## Start Records for this exercise

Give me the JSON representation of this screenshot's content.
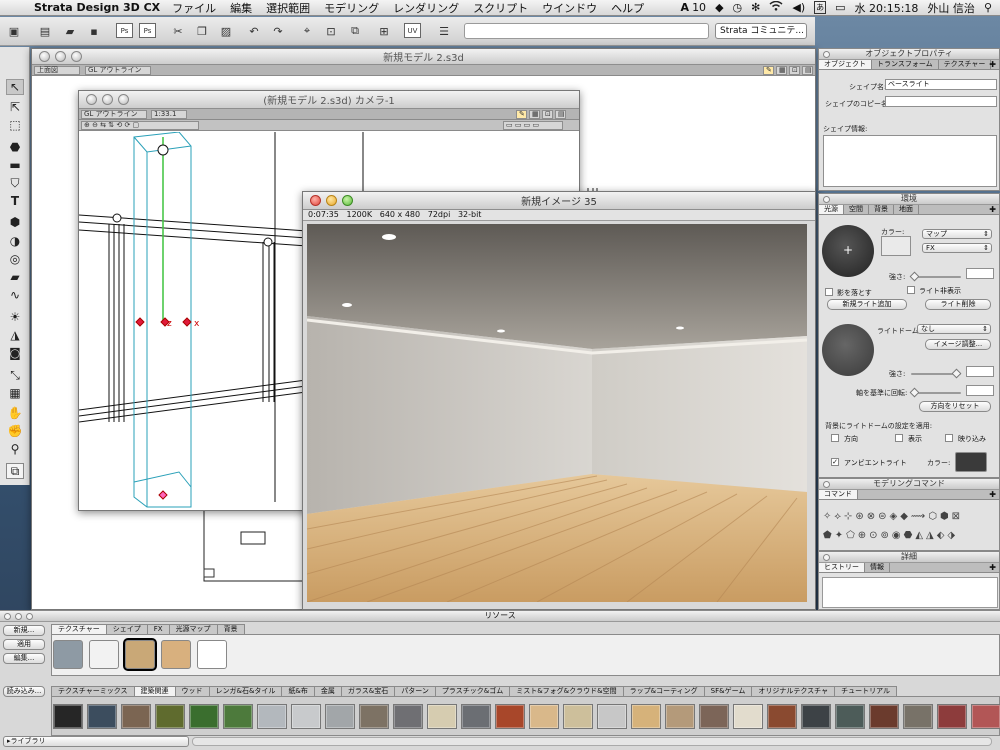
{
  "menubar": {
    "app_name": "Strata Design 3D CX",
    "items": [
      "ファイル",
      "編集",
      "選択範囲",
      "モデリング",
      "レンダリング",
      "スクリプト",
      "ウインドウ",
      "ヘルプ"
    ],
    "status_number": "10",
    "clock": "水 20:15:18",
    "user": "外山 信治"
  },
  "toolbar": {
    "community_select": "Strata コミュニテ..."
  },
  "main_window": {
    "title": "新規モデル 2.s3d",
    "mode_select": "上面図",
    "render_select": "GL アウトライン"
  },
  "camera_window": {
    "title": "(新規モデル 2.s3d) カメラ-1",
    "render_select": "GL アウトライン",
    "scale": "1:33.1"
  },
  "render_window": {
    "title": "新規イメージ 35",
    "status": {
      "time": "0:07:35",
      "memory": "1200K",
      "size": "640 x 480",
      "dpi": "72dpi",
      "depth": "32-bit"
    }
  },
  "object_props": {
    "title": "オブジェクトプロパティ",
    "tabs": [
      "オブジェクト",
      "トランスフォーム",
      "テクスチャー"
    ],
    "shape_name_label": "シェイプ名:",
    "shape_name_value": "ベースライト",
    "shape_copy_label": "シェイプのコピー名:",
    "shape_info_label": "シェイプ情報:"
  },
  "environment": {
    "title": "環境",
    "tabs": [
      "光源",
      "空間",
      "背景",
      "地面"
    ],
    "color_label": "カラー:",
    "map_select": "マップ",
    "fx_select": "FX",
    "strength_label": "強さ:",
    "cast_shadow_label": "影を落とす",
    "hide_light_label": "ライト非表示",
    "add_light_button": "新規ライト追加",
    "delete_light_button": "ライト削除",
    "light_dome_label": "ライトドーム:",
    "light_dome_select": "なし",
    "image_adjust_button": "イメージ調整...",
    "strength2_label": "強さ:",
    "rotate_label": "軸を基準に回転:",
    "reset_direction_button": "方向をリセット",
    "apply_bg_label": "背景にライトドームの設定を適用:",
    "direction_label": "方向",
    "display_label": "表示",
    "reflect_label": "映り込み",
    "ambient_label": "アンビエントライト",
    "ambient_color_label": "カラー:"
  },
  "modeling_commands": {
    "title": "モデリングコマンド",
    "tabs": [
      "コマンド"
    ]
  },
  "details": {
    "title": "詳細",
    "tabs": [
      "ヒストリー",
      "情報"
    ]
  },
  "resources": {
    "title": "リソース",
    "new_button": "新規...",
    "apply_button": "適用",
    "edit_button": "編集...",
    "load_button": "読み込み...",
    "tabs": [
      "テクスチャー",
      "シェイプ",
      "FX",
      "光源マップ",
      "背景"
    ],
    "library_tabs": [
      "テクスチャーミックス",
      "建築関連",
      "ウッド",
      "レンガ&石&タイル",
      "紙&布",
      "金属",
      "ガラス&宝石",
      "パターン",
      "プラスチック&ゴム",
      "ミスト&フォグ&クラウド&空間",
      "ラップ&コーティング",
      "SF&ゲーム",
      "オリジナルテクスチャ",
      "チュートリアル"
    ],
    "library_select": "▸ライブラリ",
    "recent_colors": [
      "#8e9aa4",
      "#f2f2f2",
      "#c9a877",
      "#d8b07e",
      "#ffffff"
    ],
    "swatch_colors": [
      "#262626",
      "#3c4d5e",
      "#7b6552",
      "#5f6b2e",
      "#3a6e2e",
      "#4d7a3c",
      "#b3b8bd",
      "#c8cacc",
      "#a2a6a9",
      "#7d7264",
      "#6f6f73",
      "#d6ccb0",
      "#6b6e73",
      "#a8472a",
      "#d9b88a",
      "#cdbf9b",
      "#c7c7c7",
      "#d6b27a",
      "#b49a7a",
      "#7c6558",
      "#e2dccd",
      "#8a4a30",
      "#3d4246",
      "#4d5c59",
      "#6b3b2d",
      "#787268",
      "#8d3c3c",
      "#b25656"
    ]
  },
  "colors": {
    "accent": "#3a6fd8",
    "panel": "#e2e2e2"
  }
}
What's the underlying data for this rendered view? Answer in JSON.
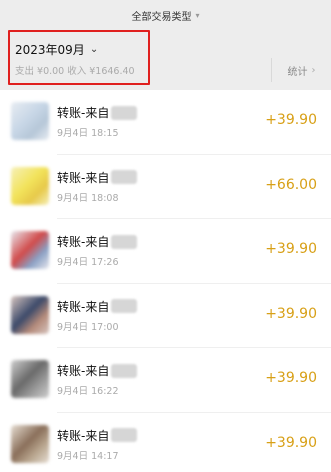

## End Records for this exercise

▸ Given problem
Pictures in the records above should not be copied. Repeat everything else exactly.

▸ Task output
Give me the JSON representation of this screenshot's content.
{
  "menubar": {
    "app_name": "Strata Design 3D CX",
    "items": [
      "ファイル",
      "編集",
      "選択範囲",
      "モデリング",
      "レンダリング",
      "スクリプト",
      "ウインドウ",
      "ヘルプ"
    ],
    "status_number": "10",
    "clock": "水 20:15:18",
    "user": "外山 信治"
  },
  "toolbar": {
    "community_select": "Strata コミュニテ..."
  },
  "main_window": {
    "title": "新規モデル 2.s3d",
    "mode_select": "上面図",
    "render_select": "GL アウトライン"
  },
  "camera_window": {
    "title": "(新規モデル 2.s3d) カメラ-1",
    "render_select": "GL アウトライン",
    "scale": "1:33.1"
  },
  "render_window": {
    "title": "新規イメージ 35",
    "status": {
      "time": "0:07:35",
      "memory": "1200K",
      "size": "640 x 480",
      "dpi": "72dpi",
      "depth": "32-bit"
    }
  },
  "object_props": {
    "title": "オブジェクトプロパティ",
    "tabs": [
      "オブジェクト",
      "トランスフォーム",
      "テクスチャー"
    ],
    "shape_name_label": "シェイプ名:",
    "shape_name_value": "ベースライト",
    "shape_copy_label": "シェイプのコピー名:",
    "shape_info_label": "シェイプ情報:"
  },
  "environment": {
    "title": "環境",
    "tabs": [
      "光源",
      "空間",
      "背景",
      "地面"
    ],
    "color_label": "カラー:",
    "map_select": "マップ",
    "fx_select": "FX",
    "strength_label": "強さ:",
    "cast_shadow_label": "影を落とす",
    "hide_light_label": "ライト非表示",
    "add_light_button": "新規ライト追加",
    "delete_light_button": "ライト削除",
    "light_dome_label": "ライトドーム:",
    "light_dome_select": "なし",
    "image_adjust_button": "イメージ調整...",
    "strength2_label": "強さ:",
    "rotate_label": "軸を基準に回転:",
    "reset_direction_button": "方向をリセット",
    "apply_bg_label": "背景にライトドームの設定を適用:",
    "direction_label": "方向",
    "display_label": "表示",
    "reflect_label": "映り込み",
    "ambient_label": "アンビエントライト",
    "ambient_color_label": "カラー:"
  },
  "modeling_commands": {
    "title": "モデリングコマンド",
    "tabs": [
      "コマンド"
    ]
  },
  "details": {
    "title": "詳細",
    "tabs": [
      "ヒストリー",
      "情報"
    ]
  },
  "resources": {
    "title": "リソース",
    "new_button": "新規...",
    "apply_button": "適用",
    "edit_button": "編集...",
    "load_button": "読み込み...",
    "tabs": [
      "テクスチャー",
      "シェイプ",
      "FX",
      "光源マップ",
      "背景"
    ],
    "library_tabs": [
      "テクスチャーミックス",
      "建築関連",
      "ウッド",
      "レンガ&石&タイル",
      "紙&布",
      "金属",
      "ガラス&宝石",
      "パターン",
      "プラスチック&ゴム",
      "ミスト&フォグ&クラウド&空間",
      "ラップ&コーティング",
      "SF&ゲーム",
      "オリジナルテクスチャ",
      "チュートリアル"
    ],
    "library_select": "▸ライブラリ",
    "recent_colors": [
      "#8e9aa4",
      "#f2f2f2",
      "#c9a877",
      "#d8b07e",
      "#ffffff"
    ],
    "swatch_colors": [
      "#262626",
      "#3c4d5e",
      "#7b6552",
      "#5f6b2e",
      "#3a6e2e",
      "#4d7a3c",
      "#b3b8bd",
      "#c8cacc",
      "#a2a6a9",
      "#7d7264",
      "#6f6f73",
      "#d6ccb0",
      "#6b6e73",
      "#a8472a",
      "#d9b88a",
      "#cdbf9b",
      "#c7c7c7",
      "#d6b27a",
      "#b49a7a",
      "#7c6558",
      "#e2dccd",
      "#8a4a30",
      "#3d4246",
      "#4d5c59",
      "#6b3b2d",
      "#787268",
      "#8d3c3c",
      "#b25656"
    ]
  },
  "colors": {
    "accent": "#3a6fd8",
    "panel": "#e2e2e2"
  }
}
What's the underlying data for this rendered view? Answer in JSON.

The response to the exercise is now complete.